━━━ Dataset excerpts

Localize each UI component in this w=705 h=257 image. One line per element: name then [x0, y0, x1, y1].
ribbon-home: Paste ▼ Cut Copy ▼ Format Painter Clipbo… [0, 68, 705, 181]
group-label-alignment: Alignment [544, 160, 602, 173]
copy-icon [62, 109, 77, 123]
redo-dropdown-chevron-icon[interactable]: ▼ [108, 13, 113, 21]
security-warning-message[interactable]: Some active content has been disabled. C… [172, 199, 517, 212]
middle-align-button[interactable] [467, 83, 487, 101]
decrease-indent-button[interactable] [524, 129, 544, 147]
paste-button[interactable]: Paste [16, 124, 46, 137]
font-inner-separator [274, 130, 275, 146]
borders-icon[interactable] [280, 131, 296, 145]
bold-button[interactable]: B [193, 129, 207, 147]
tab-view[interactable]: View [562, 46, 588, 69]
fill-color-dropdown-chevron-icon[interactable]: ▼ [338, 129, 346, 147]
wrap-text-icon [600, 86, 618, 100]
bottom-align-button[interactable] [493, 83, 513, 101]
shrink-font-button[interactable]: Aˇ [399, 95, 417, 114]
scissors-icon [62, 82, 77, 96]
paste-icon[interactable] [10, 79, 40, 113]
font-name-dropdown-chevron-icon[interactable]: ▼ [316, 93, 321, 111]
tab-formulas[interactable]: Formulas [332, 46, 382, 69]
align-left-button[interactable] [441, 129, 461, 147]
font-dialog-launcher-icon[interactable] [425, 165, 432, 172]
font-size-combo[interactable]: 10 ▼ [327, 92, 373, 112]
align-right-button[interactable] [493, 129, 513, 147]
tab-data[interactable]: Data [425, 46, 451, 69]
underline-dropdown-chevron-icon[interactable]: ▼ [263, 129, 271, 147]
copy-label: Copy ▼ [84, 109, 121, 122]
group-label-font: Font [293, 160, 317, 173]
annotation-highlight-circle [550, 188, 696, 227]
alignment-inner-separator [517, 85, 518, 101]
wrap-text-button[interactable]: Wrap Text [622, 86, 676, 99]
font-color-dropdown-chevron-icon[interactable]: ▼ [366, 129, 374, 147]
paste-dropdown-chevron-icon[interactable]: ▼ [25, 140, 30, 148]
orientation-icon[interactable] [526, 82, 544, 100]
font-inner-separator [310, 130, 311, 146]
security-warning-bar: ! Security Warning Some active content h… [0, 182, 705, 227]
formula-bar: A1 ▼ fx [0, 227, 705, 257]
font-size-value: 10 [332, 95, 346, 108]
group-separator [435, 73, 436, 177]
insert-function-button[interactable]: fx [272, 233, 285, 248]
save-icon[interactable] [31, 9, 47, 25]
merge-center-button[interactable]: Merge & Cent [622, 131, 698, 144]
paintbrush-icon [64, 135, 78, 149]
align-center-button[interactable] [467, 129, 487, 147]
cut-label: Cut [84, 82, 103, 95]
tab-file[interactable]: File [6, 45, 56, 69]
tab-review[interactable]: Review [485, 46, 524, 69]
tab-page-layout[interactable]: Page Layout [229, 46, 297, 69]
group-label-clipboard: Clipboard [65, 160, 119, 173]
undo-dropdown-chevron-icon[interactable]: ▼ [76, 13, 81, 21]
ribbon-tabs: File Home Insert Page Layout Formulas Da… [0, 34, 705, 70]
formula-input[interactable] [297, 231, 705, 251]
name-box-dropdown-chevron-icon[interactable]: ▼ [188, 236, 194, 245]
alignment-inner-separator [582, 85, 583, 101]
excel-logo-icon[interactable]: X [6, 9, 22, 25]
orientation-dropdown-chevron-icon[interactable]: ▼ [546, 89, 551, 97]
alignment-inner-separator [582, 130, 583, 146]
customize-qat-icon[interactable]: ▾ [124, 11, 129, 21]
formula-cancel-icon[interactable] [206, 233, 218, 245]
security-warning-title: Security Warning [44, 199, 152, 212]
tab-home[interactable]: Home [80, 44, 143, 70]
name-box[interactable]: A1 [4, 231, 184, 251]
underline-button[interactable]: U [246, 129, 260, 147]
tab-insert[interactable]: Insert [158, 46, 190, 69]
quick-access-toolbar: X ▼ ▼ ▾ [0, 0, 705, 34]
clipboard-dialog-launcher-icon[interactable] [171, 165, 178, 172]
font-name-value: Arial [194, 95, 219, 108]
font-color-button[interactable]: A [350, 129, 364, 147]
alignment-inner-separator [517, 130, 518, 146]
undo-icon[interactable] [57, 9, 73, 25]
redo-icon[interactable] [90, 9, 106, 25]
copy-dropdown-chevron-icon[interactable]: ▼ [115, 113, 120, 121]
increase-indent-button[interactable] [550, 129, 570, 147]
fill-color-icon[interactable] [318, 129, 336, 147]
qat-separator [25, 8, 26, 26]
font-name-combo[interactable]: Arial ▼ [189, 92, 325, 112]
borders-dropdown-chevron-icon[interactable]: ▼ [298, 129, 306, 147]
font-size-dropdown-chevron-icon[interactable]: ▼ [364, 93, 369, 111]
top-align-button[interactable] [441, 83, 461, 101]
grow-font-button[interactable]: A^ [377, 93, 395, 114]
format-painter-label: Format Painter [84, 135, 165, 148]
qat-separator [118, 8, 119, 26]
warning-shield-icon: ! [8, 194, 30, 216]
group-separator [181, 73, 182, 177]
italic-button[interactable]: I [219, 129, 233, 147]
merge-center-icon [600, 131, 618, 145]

━━━━━━

§ **Directions**
Copy the data above line for line, changing nothing.

§ **Completed exercise**
Localize each UI component in this w=705 h=257 image. One line per element: name then [x0, y0, x1, y1].
ribbon-home: Paste ▼ Cut Copy ▼ Format Painter Clipbo… [0, 68, 705, 181]
group-label-alignment: Alignment [544, 160, 602, 173]
copy-icon [62, 109, 77, 123]
redo-dropdown-chevron-icon[interactable]: ▼ [108, 13, 113, 21]
security-warning-message[interactable]: Some active content has been disabled. C… [172, 199, 517, 212]
middle-align-button[interactable] [467, 83, 487, 101]
decrease-indent-button[interactable] [524, 129, 544, 147]
paste-button[interactable]: Paste [16, 124, 46, 137]
font-inner-separator [274, 130, 275, 146]
borders-icon[interactable] [280, 131, 296, 145]
bold-button[interactable]: B [193, 129, 207, 147]
tab-view[interactable]: View [562, 46, 588, 69]
fill-color-dropdown-chevron-icon[interactable]: ▼ [338, 129, 346, 147]
wrap-text-icon [600, 86, 618, 100]
bottom-align-button[interactable] [493, 83, 513, 101]
shrink-font-button[interactable]: Aˇ [399, 95, 417, 114]
scissors-icon [62, 82, 77, 96]
paste-icon[interactable] [10, 79, 40, 113]
font-name-dropdown-chevron-icon[interactable]: ▼ [316, 93, 321, 111]
tab-formulas[interactable]: Formulas [332, 46, 382, 69]
align-left-button[interactable] [441, 129, 461, 147]
font-dialog-launcher-icon[interactable] [425, 165, 432, 172]
font-size-combo[interactable]: 10 ▼ [327, 92, 373, 112]
align-right-button[interactable] [493, 129, 513, 147]
tab-data[interactable]: Data [425, 46, 451, 69]
underline-dropdown-chevron-icon[interactable]: ▼ [263, 129, 271, 147]
copy-label: Copy ▼ [84, 109, 121, 122]
group-label-font: Font [293, 160, 317, 173]
annotation-highlight-circle [550, 188, 696, 227]
alignment-inner-separator [517, 85, 518, 101]
wrap-text-button[interactable]: Wrap Text [622, 86, 676, 99]
font-color-dropdown-chevron-icon[interactable]: ▼ [366, 129, 374, 147]
paste-dropdown-chevron-icon[interactable]: ▼ [25, 140, 30, 148]
orientation-icon[interactable] [526, 82, 544, 100]
font-inner-separator [310, 130, 311, 146]
security-warning-bar: ! Security Warning Some active content h… [0, 182, 705, 227]
formula-bar: A1 ▼ fx [0, 227, 705, 257]
font-size-value: 10 [332, 95, 346, 108]
group-separator [435, 73, 436, 177]
insert-function-button[interactable]: fx [272, 233, 285, 248]
save-icon[interactable] [31, 9, 47, 25]
merge-center-button[interactable]: Merge & Cent [622, 131, 698, 144]
paintbrush-icon [64, 135, 78, 149]
align-center-button[interactable] [467, 129, 487, 147]
cut-label: Cut [84, 82, 103, 95]
tab-file[interactable]: File [6, 45, 56, 69]
tab-review[interactable]: Review [485, 46, 524, 69]
tab-page-layout[interactable]: Page Layout [229, 46, 297, 69]
group-label-clipboard: Clipboard [65, 160, 119, 173]
undo-dropdown-chevron-icon[interactable]: ▼ [76, 13, 81, 21]
ribbon-tabs: File Home Insert Page Layout Formulas Da… [0, 34, 705, 70]
formula-input[interactable] [297, 231, 705, 251]
name-box-dropdown-chevron-icon[interactable]: ▼ [188, 236, 194, 245]
alignment-inner-separator [582, 85, 583, 101]
excel-logo-icon[interactable]: X [6, 9, 22, 25]
orientation-dropdown-chevron-icon[interactable]: ▼ [546, 89, 551, 97]
alignment-inner-separator [582, 130, 583, 146]
customize-qat-icon[interactable]: ▾ [124, 11, 129, 21]
formula-cancel-icon[interactable] [206, 233, 218, 245]
security-warning-title: Security Warning [44, 199, 152, 212]
tab-home[interactable]: Home [80, 44, 143, 70]
name-box[interactable]: A1 [4, 231, 184, 251]
underline-button[interactable]: U [246, 129, 260, 147]
tab-insert[interactable]: Insert [158, 46, 190, 69]
quick-access-toolbar: X ▼ ▼ ▾ [0, 0, 705, 34]
clipboard-dialog-launcher-icon[interactable] [171, 165, 178, 172]
font-name-value: Arial [194, 95, 219, 108]
font-color-button[interactable]: A [350, 129, 364, 147]
alignment-inner-separator [517, 130, 518, 146]
undo-icon[interactable] [57, 9, 73, 25]
redo-icon[interactable] [90, 9, 106, 25]
copy-dropdown-chevron-icon[interactable]: ▼ [115, 113, 120, 121]
increase-indent-button[interactable] [550, 129, 570, 147]
fill-color-icon[interactable] [318, 129, 336, 147]
qat-separator [25, 8, 26, 26]
font-name-combo[interactable]: Arial ▼ [189, 92, 325, 112]
borders-dropdown-chevron-icon[interactable]: ▼ [298, 129, 306, 147]
font-size-dropdown-chevron-icon[interactable]: ▼ [364, 93, 369, 111]
top-align-button[interactable] [441, 83, 461, 101]
grow-font-button[interactable]: A^ [377, 93, 395, 114]
format-painter-label: Format Painter [84, 135, 165, 148]
qat-separator [118, 8, 119, 26]
warning-shield-icon: ! [8, 194, 30, 216]
group-separator [181, 73, 182, 177]
italic-button[interactable]: I [219, 129, 233, 147]
merge-center-icon [600, 131, 618, 145]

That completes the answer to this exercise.